* [Extracted data]:
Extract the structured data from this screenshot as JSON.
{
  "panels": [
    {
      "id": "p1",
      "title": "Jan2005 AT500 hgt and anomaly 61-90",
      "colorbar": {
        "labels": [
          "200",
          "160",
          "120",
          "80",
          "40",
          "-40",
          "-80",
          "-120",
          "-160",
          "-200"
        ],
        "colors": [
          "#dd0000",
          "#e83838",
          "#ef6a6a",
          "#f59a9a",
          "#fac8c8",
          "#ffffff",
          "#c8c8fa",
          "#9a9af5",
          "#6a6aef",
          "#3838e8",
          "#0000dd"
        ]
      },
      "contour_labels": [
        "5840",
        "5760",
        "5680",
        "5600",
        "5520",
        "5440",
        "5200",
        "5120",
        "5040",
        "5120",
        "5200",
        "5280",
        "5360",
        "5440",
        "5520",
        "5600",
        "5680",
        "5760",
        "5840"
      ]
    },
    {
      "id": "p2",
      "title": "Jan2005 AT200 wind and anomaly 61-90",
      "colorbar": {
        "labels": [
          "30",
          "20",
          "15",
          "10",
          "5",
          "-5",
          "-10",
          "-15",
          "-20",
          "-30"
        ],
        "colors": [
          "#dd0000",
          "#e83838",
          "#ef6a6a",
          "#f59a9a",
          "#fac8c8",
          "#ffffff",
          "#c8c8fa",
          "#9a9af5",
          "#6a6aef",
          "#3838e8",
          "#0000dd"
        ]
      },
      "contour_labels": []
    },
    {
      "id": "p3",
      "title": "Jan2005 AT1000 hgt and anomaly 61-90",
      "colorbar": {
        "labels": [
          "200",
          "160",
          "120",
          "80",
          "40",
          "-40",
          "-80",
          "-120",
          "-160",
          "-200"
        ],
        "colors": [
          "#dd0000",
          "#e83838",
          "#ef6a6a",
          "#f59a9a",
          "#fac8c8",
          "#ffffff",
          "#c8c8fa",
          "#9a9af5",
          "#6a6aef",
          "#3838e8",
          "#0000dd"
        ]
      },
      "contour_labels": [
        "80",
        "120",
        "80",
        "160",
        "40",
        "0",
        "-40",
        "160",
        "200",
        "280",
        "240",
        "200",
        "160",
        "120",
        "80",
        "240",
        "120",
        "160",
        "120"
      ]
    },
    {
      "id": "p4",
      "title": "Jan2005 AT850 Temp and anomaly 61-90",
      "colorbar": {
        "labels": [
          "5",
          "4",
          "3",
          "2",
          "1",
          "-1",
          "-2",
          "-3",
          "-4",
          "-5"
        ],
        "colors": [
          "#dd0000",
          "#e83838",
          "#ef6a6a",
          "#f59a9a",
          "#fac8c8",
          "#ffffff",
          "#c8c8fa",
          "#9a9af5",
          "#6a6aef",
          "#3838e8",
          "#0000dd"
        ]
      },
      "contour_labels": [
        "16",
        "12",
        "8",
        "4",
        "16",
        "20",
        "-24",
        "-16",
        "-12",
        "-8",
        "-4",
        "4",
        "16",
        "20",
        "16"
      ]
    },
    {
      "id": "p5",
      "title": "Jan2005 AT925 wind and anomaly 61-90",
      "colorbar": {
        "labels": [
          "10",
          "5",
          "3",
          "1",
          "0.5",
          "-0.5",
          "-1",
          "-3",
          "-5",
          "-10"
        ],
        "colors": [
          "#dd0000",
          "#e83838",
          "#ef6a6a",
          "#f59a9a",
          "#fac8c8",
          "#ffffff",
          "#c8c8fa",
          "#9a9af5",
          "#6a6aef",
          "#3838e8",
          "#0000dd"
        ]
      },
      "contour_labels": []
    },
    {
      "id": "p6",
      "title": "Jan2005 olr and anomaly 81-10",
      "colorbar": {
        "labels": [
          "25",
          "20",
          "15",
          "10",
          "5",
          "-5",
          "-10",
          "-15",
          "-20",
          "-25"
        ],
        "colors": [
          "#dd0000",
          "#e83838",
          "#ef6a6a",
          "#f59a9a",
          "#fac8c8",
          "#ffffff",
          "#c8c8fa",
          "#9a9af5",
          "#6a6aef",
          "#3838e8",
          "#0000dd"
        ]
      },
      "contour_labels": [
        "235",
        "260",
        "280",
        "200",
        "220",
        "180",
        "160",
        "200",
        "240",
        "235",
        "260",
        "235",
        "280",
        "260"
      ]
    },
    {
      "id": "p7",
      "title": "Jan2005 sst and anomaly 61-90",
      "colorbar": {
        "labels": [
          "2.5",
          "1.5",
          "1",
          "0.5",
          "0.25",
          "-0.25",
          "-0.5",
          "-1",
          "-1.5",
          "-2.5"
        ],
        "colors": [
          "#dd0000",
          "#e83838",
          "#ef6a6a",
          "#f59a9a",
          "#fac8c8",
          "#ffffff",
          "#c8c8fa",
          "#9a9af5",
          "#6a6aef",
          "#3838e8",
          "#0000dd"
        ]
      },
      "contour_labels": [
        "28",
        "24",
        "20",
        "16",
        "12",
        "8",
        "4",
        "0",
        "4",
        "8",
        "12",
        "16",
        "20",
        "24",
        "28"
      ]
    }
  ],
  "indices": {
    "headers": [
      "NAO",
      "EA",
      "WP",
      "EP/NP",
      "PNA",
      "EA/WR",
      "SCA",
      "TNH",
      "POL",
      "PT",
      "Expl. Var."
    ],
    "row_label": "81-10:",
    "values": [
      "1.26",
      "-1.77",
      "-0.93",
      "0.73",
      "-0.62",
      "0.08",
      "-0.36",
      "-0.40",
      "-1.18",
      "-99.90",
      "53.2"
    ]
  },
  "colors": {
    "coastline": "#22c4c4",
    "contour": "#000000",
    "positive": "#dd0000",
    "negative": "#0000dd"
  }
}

* [Written exercise]: The data above must be returned in full, exactly as written.

* [Output of the task]:
Extract the structured data from this screenshot as JSON.
{
  "panels": [
    {
      "id": "p1",
      "title": "Jan2005 AT500 hgt and anomaly 61-90",
      "colorbar": {
        "labels": [
          "200",
          "160",
          "120",
          "80",
          "40",
          "-40",
          "-80",
          "-120",
          "-160",
          "-200"
        ],
        "colors": [
          "#dd0000",
          "#e83838",
          "#ef6a6a",
          "#f59a9a",
          "#fac8c8",
          "#ffffff",
          "#c8c8fa",
          "#9a9af5",
          "#6a6aef",
          "#3838e8",
          "#0000dd"
        ]
      },
      "contour_labels": [
        "5840",
        "5760",
        "5680",
        "5600",
        "5520",
        "5440",
        "5200",
        "5120",
        "5040",
        "5120",
        "5200",
        "5280",
        "5360",
        "5440",
        "5520",
        "5600",
        "5680",
        "5760",
        "5840"
      ]
    },
    {
      "id": "p2",
      "title": "Jan2005 AT200 wind and anomaly 61-90",
      "colorbar": {
        "labels": [
          "30",
          "20",
          "15",
          "10",
          "5",
          "-5",
          "-10",
          "-15",
          "-20",
          "-30"
        ],
        "colors": [
          "#dd0000",
          "#e83838",
          "#ef6a6a",
          "#f59a9a",
          "#fac8c8",
          "#ffffff",
          "#c8c8fa",
          "#9a9af5",
          "#6a6aef",
          "#3838e8",
          "#0000dd"
        ]
      },
      "contour_labels": []
    },
    {
      "id": "p3",
      "title": "Jan2005 AT1000 hgt and anomaly 61-90",
      "colorbar": {
        "labels": [
          "200",
          "160",
          "120",
          "80",
          "40",
          "-40",
          "-80",
          "-120",
          "-160",
          "-200"
        ],
        "colors": [
          "#dd0000",
          "#e83838",
          "#ef6a6a",
          "#f59a9a",
          "#fac8c8",
          "#ffffff",
          "#c8c8fa",
          "#9a9af5",
          "#6a6aef",
          "#3838e8",
          "#0000dd"
        ]
      },
      "contour_labels": [
        "80",
        "120",
        "80",
        "160",
        "40",
        "0",
        "-40",
        "160",
        "200",
        "280",
        "240",
        "200",
        "160",
        "120",
        "80",
        "240",
        "120",
        "160",
        "120"
      ]
    },
    {
      "id": "p4",
      "title": "Jan2005 AT850 Temp and anomaly 61-90",
      "colorbar": {
        "labels": [
          "5",
          "4",
          "3",
          "2",
          "1",
          "-1",
          "-2",
          "-3",
          "-4",
          "-5"
        ],
        "colors": [
          "#dd0000",
          "#e83838",
          "#ef6a6a",
          "#f59a9a",
          "#fac8c8",
          "#ffffff",
          "#c8c8fa",
          "#9a9af5",
          "#6a6aef",
          "#3838e8",
          "#0000dd"
        ]
      },
      "contour_labels": [
        "16",
        "12",
        "8",
        "4",
        "16",
        "20",
        "-24",
        "-16",
        "-12",
        "-8",
        "-4",
        "4",
        "16",
        "20",
        "16"
      ]
    },
    {
      "id": "p5",
      "title": "Jan2005 AT925 wind and anomaly 61-90",
      "colorbar": {
        "labels": [
          "10",
          "5",
          "3",
          "1",
          "0.5",
          "-0.5",
          "-1",
          "-3",
          "-5",
          "-10"
        ],
        "colors": [
          "#dd0000",
          "#e83838",
          "#ef6a6a",
          "#f59a9a",
          "#fac8c8",
          "#ffffff",
          "#c8c8fa",
          "#9a9af5",
          "#6a6aef",
          "#3838e8",
          "#0000dd"
        ]
      },
      "contour_labels": []
    },
    {
      "id": "p6",
      "title": "Jan2005 olr and anomaly 81-10",
      "colorbar": {
        "labels": [
          "25",
          "20",
          "15",
          "10",
          "5",
          "-5",
          "-10",
          "-15",
          "-20",
          "-25"
        ],
        "colors": [
          "#dd0000",
          "#e83838",
          "#ef6a6a",
          "#f59a9a",
          "#fac8c8",
          "#ffffff",
          "#c8c8fa",
          "#9a9af5",
          "#6a6aef",
          "#3838e8",
          "#0000dd"
        ]
      },
      "contour_labels": [
        "235",
        "260",
        "280",
        "200",
        "220",
        "180",
        "160",
        "200",
        "240",
        "235",
        "260",
        "235",
        "280",
        "260"
      ]
    },
    {
      "id": "p7",
      "title": "Jan2005 sst and anomaly 61-90",
      "colorbar": {
        "labels": [
          "2.5",
          "1.5",
          "1",
          "0.5",
          "0.25",
          "-0.25",
          "-0.5",
          "-1",
          "-1.5",
          "-2.5"
        ],
        "colors": [
          "#dd0000",
          "#e83838",
          "#ef6a6a",
          "#f59a9a",
          "#fac8c8",
          "#ffffff",
          "#c8c8fa",
          "#9a9af5",
          "#6a6aef",
          "#3838e8",
          "#0000dd"
        ]
      },
      "contour_labels": [
        "28",
        "24",
        "20",
        "16",
        "12",
        "8",
        "4",
        "0",
        "4",
        "8",
        "12",
        "16",
        "20",
        "24",
        "28"
      ]
    }
  ],
  "indices": {
    "headers": [
      "NAO",
      "EA",
      "WP",
      "EP/NP",
      "PNA",
      "EA/WR",
      "SCA",
      "TNH",
      "POL",
      "PT",
      "Expl. Var."
    ],
    "row_label": "81-10:",
    "values": [
      "1.26",
      "-1.77",
      "-0.93",
      "0.73",
      "-0.62",
      "0.08",
      "-0.36",
      "-0.40",
      "-1.18",
      "-99.90",
      "53.2"
    ]
  },
  "colors": {
    "coastline": "#22c4c4",
    "contour": "#000000",
    "positive": "#dd0000",
    "negative": "#0000dd"
  }
}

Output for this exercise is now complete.